> _TASK BRIEF_: Repeat the material verbatim and drop the pictures.

# # # # # # #

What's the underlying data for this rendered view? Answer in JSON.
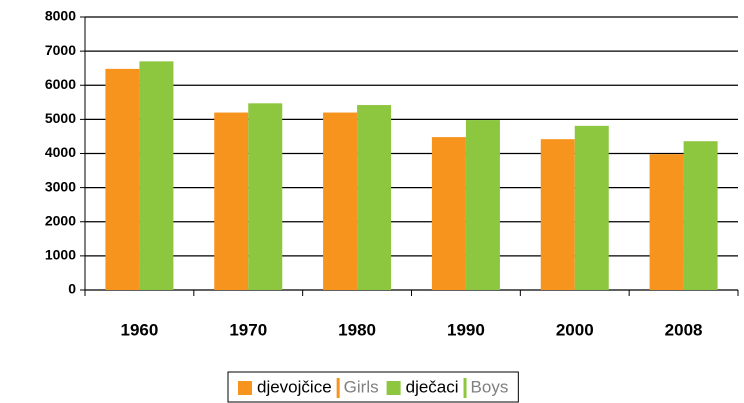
{
  "chart_data": {
    "type": "bar",
    "categories": [
      "1960",
      "1970",
      "1980",
      "1990",
      "2000",
      "2008"
    ],
    "series": [
      {
        "name": "djevojčice",
        "name_en": "Girls",
        "color": "#f7941d",
        "values": [
          6480,
          5200,
          5200,
          4480,
          4420,
          3980
        ]
      },
      {
        "name": "dječaci",
        "name_en": "Boys",
        "color": "#8dc63f",
        "values": [
          6700,
          5470,
          5420,
          4980,
          4810,
          4360
        ]
      }
    ],
    "ylim": [
      0,
      8000
    ],
    "yticks": [
      0,
      1000,
      2000,
      3000,
      4000,
      5000,
      6000,
      7000,
      8000
    ],
    "grid": true,
    "legend": "bottom"
  }
}
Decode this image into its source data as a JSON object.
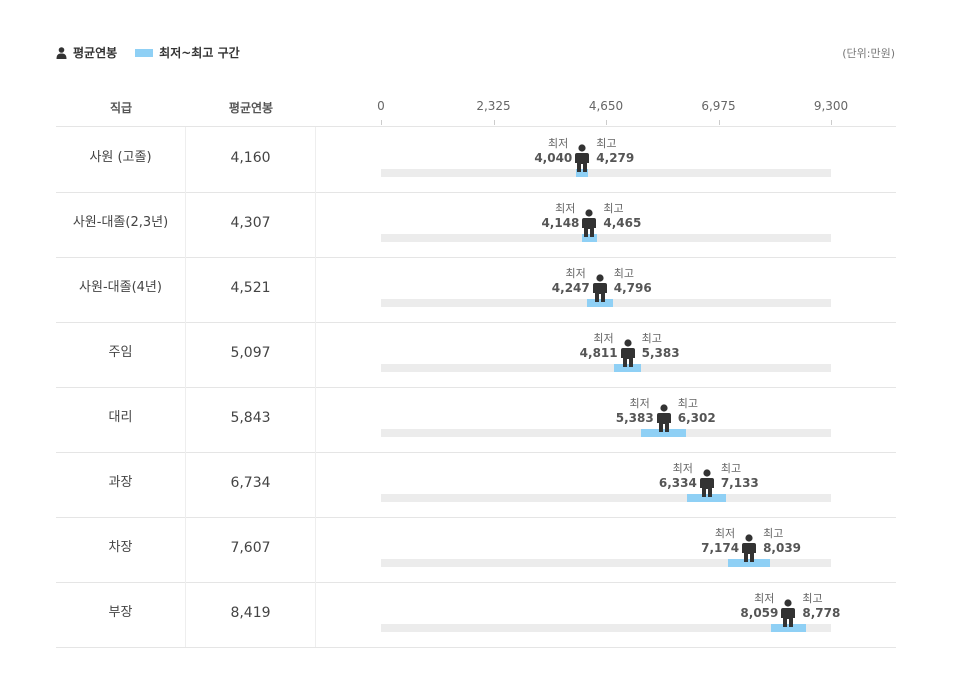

# # # # # # #

> _ANSWER FOR THE TASK_:
What's the underlying data for this rendered view? Answer in JSON.
{
  "chart_data": {
    "type": "bar",
    "categories": [
      "1960",
      "1970",
      "1980",
      "1990",
      "2000",
      "2008"
    ],
    "series": [
      {
        "name": "djevojčice",
        "name_en": "Girls",
        "color": "#f7941d",
        "values": [
          6480,
          5200,
          5200,
          4480,
          4420,
          3980
        ]
      },
      {
        "name": "dječaci",
        "name_en": "Boys",
        "color": "#8dc63f",
        "values": [
          6700,
          5470,
          5420,
          4980,
          4810,
          4360
        ]
      }
    ],
    "ylim": [
      0,
      8000
    ],
    "yticks": [
      0,
      1000,
      2000,
      3000,
      4000,
      5000,
      6000,
      7000,
      8000
    ],
    "grid": true,
    "legend": "bottom"
  }
}
Decode this image into its source data as a JSON object.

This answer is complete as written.